Copy the data below exactly.

Dataset records
================================
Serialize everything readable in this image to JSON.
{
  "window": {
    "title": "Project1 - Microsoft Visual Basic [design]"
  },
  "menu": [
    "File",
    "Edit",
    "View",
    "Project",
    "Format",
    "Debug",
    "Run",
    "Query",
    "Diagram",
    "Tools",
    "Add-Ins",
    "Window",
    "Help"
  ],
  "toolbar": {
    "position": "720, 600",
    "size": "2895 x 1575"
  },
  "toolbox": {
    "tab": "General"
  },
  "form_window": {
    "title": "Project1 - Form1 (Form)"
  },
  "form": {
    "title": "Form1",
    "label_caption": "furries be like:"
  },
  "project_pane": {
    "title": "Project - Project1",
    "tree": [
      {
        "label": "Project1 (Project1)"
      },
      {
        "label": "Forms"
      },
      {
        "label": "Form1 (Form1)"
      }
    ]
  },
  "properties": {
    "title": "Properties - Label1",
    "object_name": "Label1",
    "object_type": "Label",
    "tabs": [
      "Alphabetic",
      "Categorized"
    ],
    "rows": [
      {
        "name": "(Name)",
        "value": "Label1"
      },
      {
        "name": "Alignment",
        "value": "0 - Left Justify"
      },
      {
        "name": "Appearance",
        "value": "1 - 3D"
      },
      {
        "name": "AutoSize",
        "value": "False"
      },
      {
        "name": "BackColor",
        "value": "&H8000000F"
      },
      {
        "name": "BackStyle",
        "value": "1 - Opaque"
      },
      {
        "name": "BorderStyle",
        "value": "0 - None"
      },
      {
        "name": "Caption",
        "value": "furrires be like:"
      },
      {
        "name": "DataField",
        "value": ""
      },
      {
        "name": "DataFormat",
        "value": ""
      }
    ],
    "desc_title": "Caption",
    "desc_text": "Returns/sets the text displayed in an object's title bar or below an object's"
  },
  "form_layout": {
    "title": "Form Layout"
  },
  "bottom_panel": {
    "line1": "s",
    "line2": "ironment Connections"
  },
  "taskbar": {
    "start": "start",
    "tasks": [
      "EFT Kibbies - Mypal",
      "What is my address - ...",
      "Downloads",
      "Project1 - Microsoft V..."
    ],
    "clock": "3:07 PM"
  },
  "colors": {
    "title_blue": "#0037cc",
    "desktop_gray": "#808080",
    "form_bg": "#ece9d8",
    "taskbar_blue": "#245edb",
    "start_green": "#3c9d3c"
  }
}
================================
Response =
Serialize everything readable in this image to JSON.
{
  "window": {
    "title": "Project1 - Microsoft Visual Basic [design]"
  },
  "menu": [
    "File",
    "Edit",
    "View",
    "Project",
    "Format",
    "Debug",
    "Run",
    "Query",
    "Diagram",
    "Tools",
    "Add-Ins",
    "Window",
    "Help"
  ],
  "toolbar": {
    "position": "720, 600",
    "size": "2895 x 1575"
  },
  "toolbox": {
    "tab": "General"
  },
  "form_window": {
    "title": "Project1 - Form1 (Form)"
  },
  "form": {
    "title": "Form1",
    "label_caption": "furries be like:"
  },
  "project_pane": {
    "title": "Project - Project1",
    "tree": [
      {
        "label": "Project1 (Project1)"
      },
      {
        "label": "Forms"
      },
      {
        "label": "Form1 (Form1)"
      }
    ]
  },
  "properties": {
    "title": "Properties - Label1",
    "object_name": "Label1",
    "object_type": "Label",
    "tabs": [
      "Alphabetic",
      "Categorized"
    ],
    "rows": [
      {
        "name": "(Name)",
        "value": "Label1"
      },
      {
        "name": "Alignment",
        "value": "0 - Left Justify"
      },
      {
        "name": "Appearance",
        "value": "1 - 3D"
      },
      {
        "name": "AutoSize",
        "value": "False"
      },
      {
        "name": "BackColor",
        "value": "&H8000000F"
      },
      {
        "name": "BackStyle",
        "value": "1 - Opaque"
      },
      {
        "name": "BorderStyle",
        "value": "0 - None"
      },
      {
        "name": "Caption",
        "value": "furrires be like:"
      },
      {
        "name": "DataField",
        "value": ""
      },
      {
        "name": "DataFormat",
        "value": ""
      }
    ],
    "desc_title": "Caption",
    "desc_text": "Returns/sets the text displayed in an object's title bar or below an object's"
  },
  "form_layout": {
    "title": "Form Layout"
  },
  "bottom_panel": {
    "line1": "s",
    "line2": "ironment Connections"
  },
  "taskbar": {
    "start": "start",
    "tasks": [
      "EFT Kibbies - Mypal",
      "What is my address - ...",
      "Downloads",
      "Project1 - Microsoft V..."
    ],
    "clock": "3:07 PM"
  },
  "colors": {
    "title_blue": "#0037cc",
    "desktop_gray": "#808080",
    "form_bg": "#ece9d8",
    "taskbar_blue": "#245edb",
    "start_green": "#3c9d3c"
  }
}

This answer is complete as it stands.